### EXERCISE
Will you write out all the entries below exactly?

Stored data
────
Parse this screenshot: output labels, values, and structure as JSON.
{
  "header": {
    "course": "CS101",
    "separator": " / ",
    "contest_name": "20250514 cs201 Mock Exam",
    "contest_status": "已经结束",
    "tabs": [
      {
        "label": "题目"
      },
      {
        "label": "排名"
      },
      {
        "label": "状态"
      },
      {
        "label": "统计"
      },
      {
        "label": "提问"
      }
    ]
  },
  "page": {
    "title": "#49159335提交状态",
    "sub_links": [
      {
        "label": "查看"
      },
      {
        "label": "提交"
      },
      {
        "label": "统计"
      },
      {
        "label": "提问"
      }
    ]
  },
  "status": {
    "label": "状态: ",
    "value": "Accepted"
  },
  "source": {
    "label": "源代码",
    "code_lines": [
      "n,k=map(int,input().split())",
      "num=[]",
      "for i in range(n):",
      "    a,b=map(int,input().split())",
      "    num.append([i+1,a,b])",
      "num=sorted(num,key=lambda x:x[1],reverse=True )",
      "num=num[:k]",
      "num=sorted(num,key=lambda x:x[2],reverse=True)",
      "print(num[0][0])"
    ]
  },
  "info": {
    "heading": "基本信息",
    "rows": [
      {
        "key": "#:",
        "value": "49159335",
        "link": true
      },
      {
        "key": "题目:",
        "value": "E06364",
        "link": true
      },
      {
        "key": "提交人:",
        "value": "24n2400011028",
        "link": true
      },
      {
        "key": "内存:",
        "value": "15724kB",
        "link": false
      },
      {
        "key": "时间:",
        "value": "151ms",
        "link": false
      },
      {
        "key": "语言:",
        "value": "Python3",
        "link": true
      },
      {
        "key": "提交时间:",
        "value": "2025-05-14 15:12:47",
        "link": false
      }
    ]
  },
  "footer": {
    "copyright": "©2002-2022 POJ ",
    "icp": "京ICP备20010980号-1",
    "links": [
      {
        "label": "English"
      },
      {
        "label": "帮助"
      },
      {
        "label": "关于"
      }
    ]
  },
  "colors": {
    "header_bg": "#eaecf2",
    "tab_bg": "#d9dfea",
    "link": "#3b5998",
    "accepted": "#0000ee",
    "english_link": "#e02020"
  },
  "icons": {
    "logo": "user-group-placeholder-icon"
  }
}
────
### FINAL RESULT
Parse this screenshot: output labels, values, and structure as JSON.
{
  "header": {
    "course": "CS101",
    "separator": " / ",
    "contest_name": "20250514 cs201 Mock Exam",
    "contest_status": "已经结束",
    "tabs": [
      {
        "label": "题目"
      },
      {
        "label": "排名"
      },
      {
        "label": "状态"
      },
      {
        "label": "统计"
      },
      {
        "label": "提问"
      }
    ]
  },
  "page": {
    "title": "#49159335提交状态",
    "sub_links": [
      {
        "label": "查看"
      },
      {
        "label": "提交"
      },
      {
        "label": "统计"
      },
      {
        "label": "提问"
      }
    ]
  },
  "status": {
    "label": "状态: ",
    "value": "Accepted"
  },
  "source": {
    "label": "源代码",
    "code_lines": [
      "n,k=map(int,input().split())",
      "num=[]",
      "for i in range(n):",
      "    a,b=map(int,input().split())",
      "    num.append([i+1,a,b])",
      "num=sorted(num,key=lambda x:x[1],reverse=True )",
      "num=num[:k]",
      "num=sorted(num,key=lambda x:x[2],reverse=True)",
      "print(num[0][0])"
    ]
  },
  "info": {
    "heading": "基本信息",
    "rows": [
      {
        "key": "#:",
        "value": "49159335",
        "link": true
      },
      {
        "key": "题目:",
        "value": "E06364",
        "link": true
      },
      {
        "key": "提交人:",
        "value": "24n2400011028",
        "link": true
      },
      {
        "key": "内存:",
        "value": "15724kB",
        "link": false
      },
      {
        "key": "时间:",
        "value": "151ms",
        "link": false
      },
      {
        "key": "语言:",
        "value": "Python3",
        "link": true
      },
      {
        "key": "提交时间:",
        "value": "2025-05-14 15:12:47",
        "link": false
      }
    ]
  },
  "footer": {
    "copyright": "©2002-2022 POJ ",
    "icp": "京ICP备20010980号-1",
    "links": [
      {
        "label": "English"
      },
      {
        "label": "帮助"
      },
      {
        "label": "关于"
      }
    ]
  },
  "colors": {
    "header_bg": "#eaecf2",
    "tab_bg": "#d9dfea",
    "link": "#3b5998",
    "accepted": "#0000ee",
    "english_link": "#e02020"
  },
  "icons": {
    "logo": "user-group-placeholder-icon"
  }
}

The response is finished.